## Source records
......
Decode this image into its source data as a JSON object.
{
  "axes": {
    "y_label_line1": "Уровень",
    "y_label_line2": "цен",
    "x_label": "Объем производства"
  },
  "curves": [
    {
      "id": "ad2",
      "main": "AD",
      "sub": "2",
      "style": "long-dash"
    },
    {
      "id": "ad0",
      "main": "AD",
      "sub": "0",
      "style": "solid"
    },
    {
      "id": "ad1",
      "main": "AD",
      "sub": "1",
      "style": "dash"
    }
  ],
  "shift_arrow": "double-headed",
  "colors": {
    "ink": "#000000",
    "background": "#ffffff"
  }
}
......
## Exercise description
Give the data again, exactly as it stands.

## Reply
Decode this image into its source data as a JSON object.
{
  "axes": {
    "y_label_line1": "Уровень",
    "y_label_line2": "цен",
    "x_label": "Объем производства"
  },
  "curves": [
    {
      "id": "ad2",
      "main": "AD",
      "sub": "2",
      "style": "long-dash"
    },
    {
      "id": "ad0",
      "main": "AD",
      "sub": "0",
      "style": "solid"
    },
    {
      "id": "ad1",
      "main": "AD",
      "sub": "1",
      "style": "dash"
    }
  ],
  "shift_arrow": "double-headed",
  "colors": {
    "ink": "#000000",
    "background": "#ffffff"
  }
}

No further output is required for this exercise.